» Stated task
Extract each line from the entries below that has the string "Regional" in it.

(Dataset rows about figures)
•••••

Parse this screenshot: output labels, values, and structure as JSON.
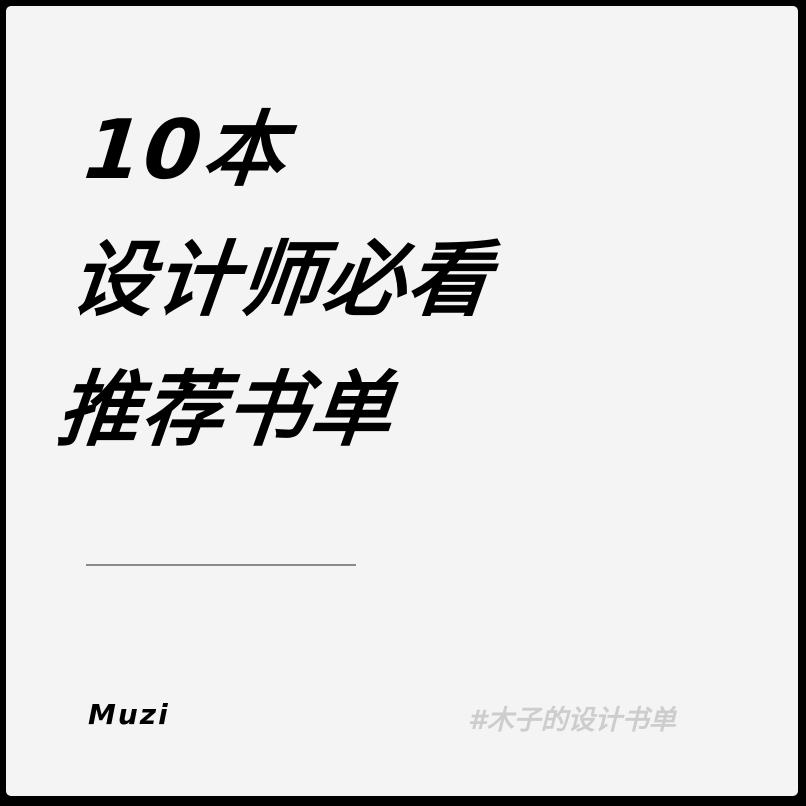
{
  "title": {
    "lines": [
      "10本",
      "设计师必看",
      "推荐书单"
    ]
  },
  "author": "Muzi",
  "hashtag": "#木子的设计书单",
  "colors": {
    "background": "#f4f4f4",
    "frame": "#000000",
    "text": "#000000",
    "divider": "#8a8a8a",
    "tag": "#cdcdcd"
  }
}
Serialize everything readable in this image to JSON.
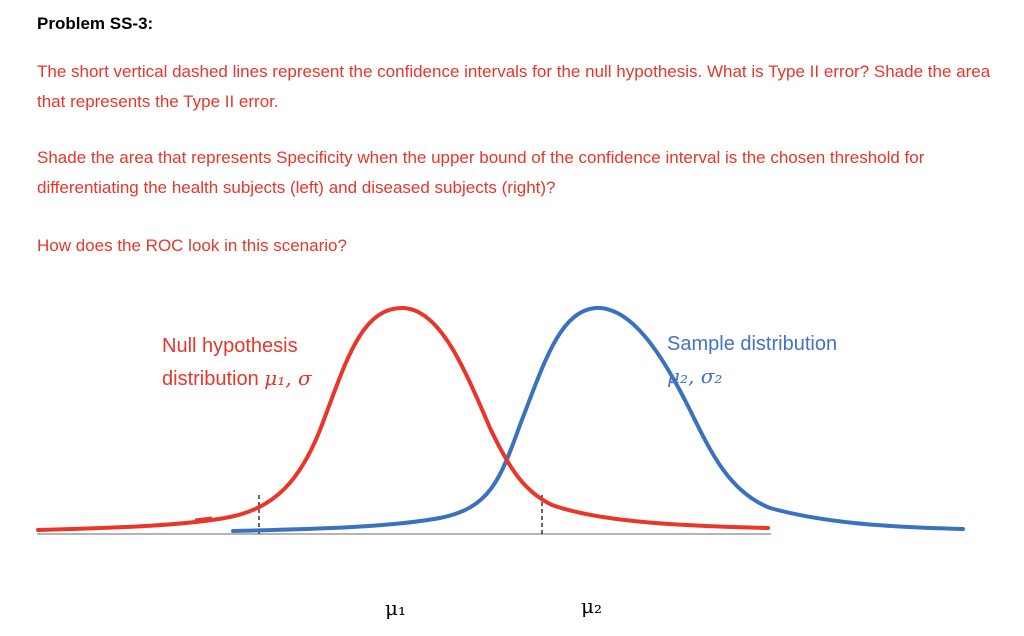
{
  "title": "Problem SS-3:",
  "paragraphs": {
    "p1": "The short vertical dashed lines represent the confidence intervals for the null hypothesis. What is Type II error? Shade the area that represents the Type II error.",
    "p2": "Shade the area that represents Specificity when the upper bound of the confidence interval is the chosen threshold for differentiating the health subjects (left) and diseased subjects (right)?",
    "p3": "How does the ROC look in this scenario?"
  },
  "figure": {
    "null_label_line1": "Null hypothesis",
    "null_label_line2_text": "distribution ",
    "null_label_params": "μ₁, σ",
    "sample_label_line1": "Sample distribution",
    "sample_label_params": "μ₂, σ₂",
    "mu1": "μ₁",
    "mu2": "μ₂",
    "colors": {
      "null": "#e8362a",
      "sample": "#3a72c0",
      "axis": "#888888",
      "dash": "#000000"
    }
  }
}
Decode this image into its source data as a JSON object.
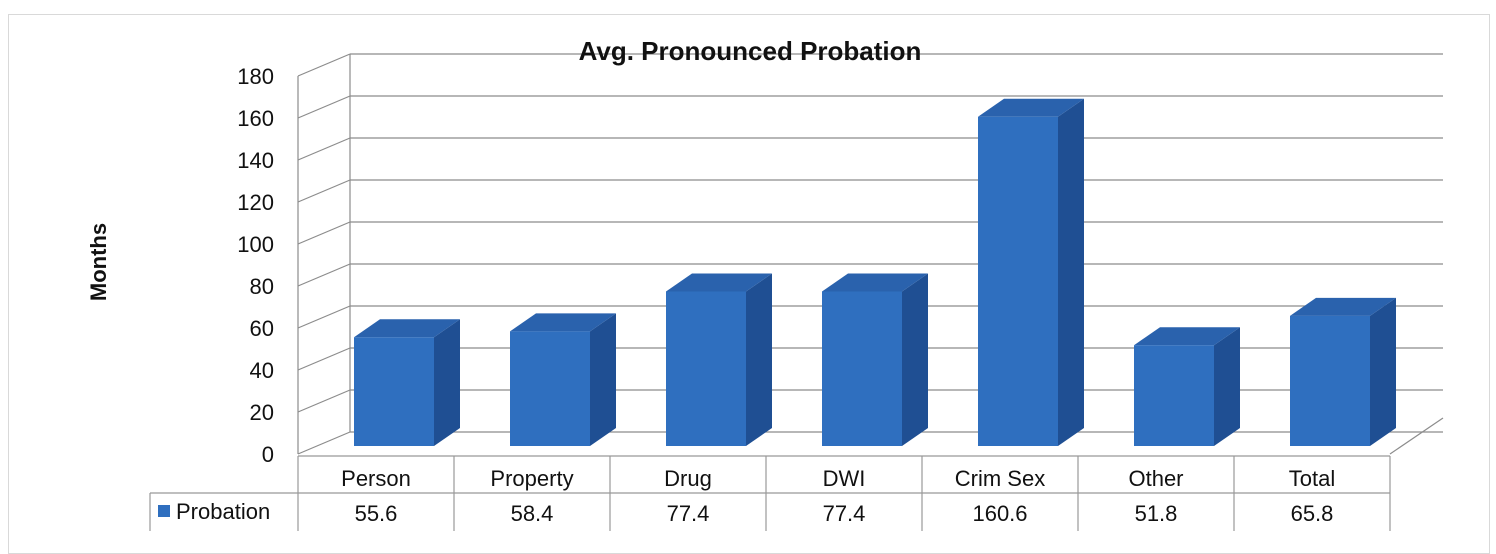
{
  "chart_data": {
    "type": "bar",
    "title": "Avg. Pronounced Probation",
    "xlabel": "",
    "ylabel": "Months",
    "categories": [
      "Person",
      "Property",
      "Drug",
      "DWI",
      "Crim Sex",
      "Other",
      "Total"
    ],
    "series": [
      {
        "name": "Probation",
        "values": [
          55.6,
          58.4,
          77.4,
          77.4,
          160.6,
          51.8,
          65.8
        ],
        "value_labels": [
          "55.6",
          "58.4",
          "77.4",
          "77.4",
          "160.6",
          "51.8",
          "65.8"
        ],
        "color": "#2f6fbf"
      }
    ],
    "ylim": [
      0,
      180
    ],
    "yticks": [
      "0",
      "20",
      "40",
      "60",
      "80",
      "100",
      "120",
      "140",
      "160",
      "180"
    ],
    "grid": true,
    "legend": "data-table",
    "style": "3d-column"
  },
  "colors": {
    "bar_front": "#2f6fbf",
    "bar_side": "#1f4f93",
    "bar_top": "#2a62ad",
    "grid": "#8c8c8c",
    "legend_key": "#2f6fbf"
  }
}
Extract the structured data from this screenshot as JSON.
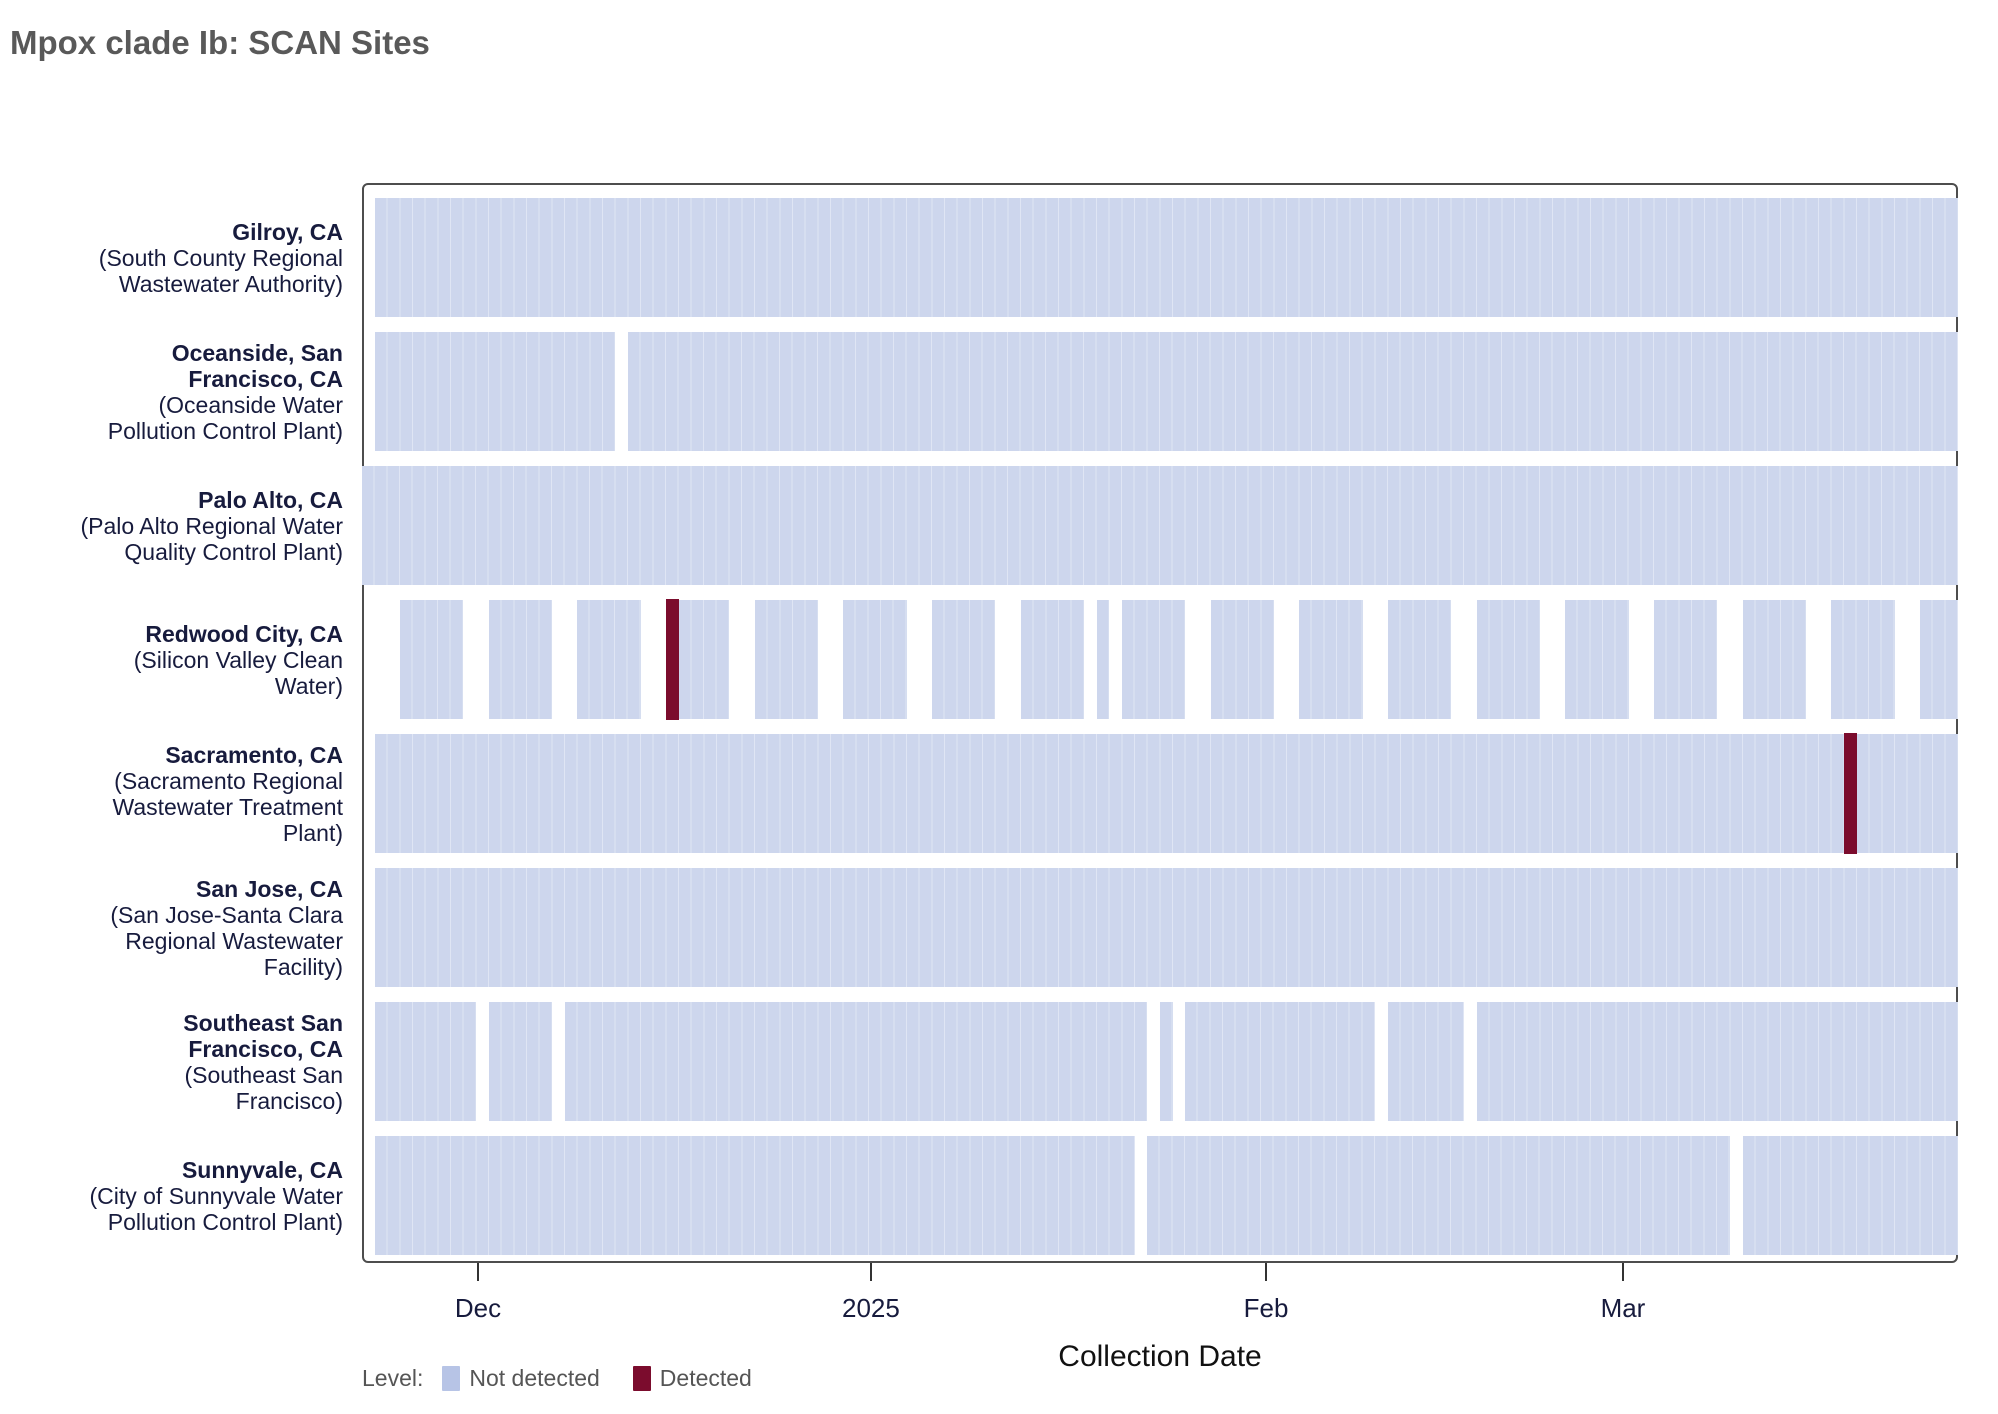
{
  "page": {
    "title": "Mpox clade Ib: SCAN Sites"
  },
  "x_axis": {
    "title": "Collection Date",
    "ticks": [
      {
        "label": "Dec",
        "day": 9.16
      },
      {
        "label": "2025",
        "day": 40.18
      },
      {
        "label": "Feb",
        "day": 71.37
      },
      {
        "label": "Mar",
        "day": 99.55
      }
    ]
  },
  "legend": {
    "label": "Level:",
    "items": [
      {
        "label": "Not detected",
        "color": "#b7c4e6"
      },
      {
        "label": "Detected",
        "color": "#7b0c2d"
      }
    ]
  },
  "colors": {
    "tile": "#cdd6ed",
    "tile_separator": "#dfe5f4",
    "detected": "#7b0c2d",
    "plot_border": "#4d4d4d",
    "title_text": "#595959",
    "axis_text": "#171b3d",
    "legend_text": "#555555"
  },
  "chart_data": {
    "type": "heatmap",
    "title": "Mpox clade Ib: SCAN Sites",
    "xlabel": "Collection Date",
    "x_tick_labels": [
      "Dec",
      "2025",
      "Feb",
      "Mar"
    ],
    "x_range_days": 126,
    "x_range_note": "daily tiles from late Nov 2024 through late Mar 2025",
    "legend_entries": [
      "Not detected",
      "Detected"
    ],
    "rows": [
      {
        "city_lines": [
          "Gilroy, CA"
        ],
        "facility_lines": [
          "(South County Regional",
          "Wastewater Authority)"
        ],
        "segments": [
          [
            1,
            125
          ]
        ],
        "detected_days": []
      },
      {
        "city_lines": [
          "Oceanside, San",
          "Francisco, CA"
        ],
        "facility_lines": [
          "(Oceanside Water",
          "Pollution Control Plant)"
        ],
        "segments": [
          [
            1,
            19
          ],
          [
            21,
            125
          ]
        ],
        "detected_days": []
      },
      {
        "city_lines": [
          "Palo Alto, CA"
        ],
        "facility_lines": [
          "(Palo Alto Regional Water",
          "Quality Control Plant)"
        ],
        "segments": [
          [
            0,
            125
          ]
        ],
        "detected_days": []
      },
      {
        "city_lines": [
          "Redwood City, CA"
        ],
        "facility_lines": [
          "(Silicon Valley Clean",
          "Water)"
        ],
        "segments": [
          [
            3,
            7
          ],
          [
            10,
            14
          ],
          [
            17,
            21
          ],
          [
            24,
            28
          ],
          [
            31,
            35
          ],
          [
            38,
            42
          ],
          [
            45,
            49
          ],
          [
            52,
            56
          ],
          [
            58,
            58
          ],
          [
            60,
            64
          ],
          [
            67,
            71
          ],
          [
            74,
            78
          ],
          [
            81,
            85
          ],
          [
            88,
            92
          ],
          [
            95,
            99
          ],
          [
            102,
            106
          ],
          [
            109,
            113
          ],
          [
            116,
            120
          ],
          [
            123,
            125
          ]
        ],
        "detected_days": [
          24
        ]
      },
      {
        "city_lines": [
          "Sacramento, CA"
        ],
        "facility_lines": [
          "(Sacramento Regional",
          "Wastewater Treatment",
          "Plant)"
        ],
        "segments": [
          [
            1,
            125
          ]
        ],
        "detected_days": [
          117
        ]
      },
      {
        "city_lines": [
          "San Jose, CA"
        ],
        "facility_lines": [
          "(San Jose-Santa Clara",
          "Regional Wastewater",
          "Facility)"
        ],
        "segments": [
          [
            1,
            125
          ]
        ],
        "detected_days": []
      },
      {
        "city_lines": [
          "Southeast San",
          "Francisco, CA"
        ],
        "facility_lines": [
          "(Southeast San",
          "Francisco)"
        ],
        "segments": [
          [
            1,
            8
          ],
          [
            10,
            14
          ],
          [
            16,
            61
          ],
          [
            63,
            63
          ],
          [
            65,
            79
          ],
          [
            81,
            86
          ],
          [
            88,
            125
          ]
        ],
        "detected_days": []
      },
      {
        "city_lines": [
          "Sunnyvale, CA"
        ],
        "facility_lines": [
          "(City of Sunnyvale Water",
          "Pollution Control Plant)"
        ],
        "segments": [
          [
            1,
            60
          ],
          [
            62,
            107
          ],
          [
            109,
            125
          ]
        ],
        "detected_days": []
      }
    ]
  }
}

•••••

» Completed task
          "(South County Regional",
          "(Palo Alto Regional Water",
          "(Sacramento Regional",
          "Regional Wastewater",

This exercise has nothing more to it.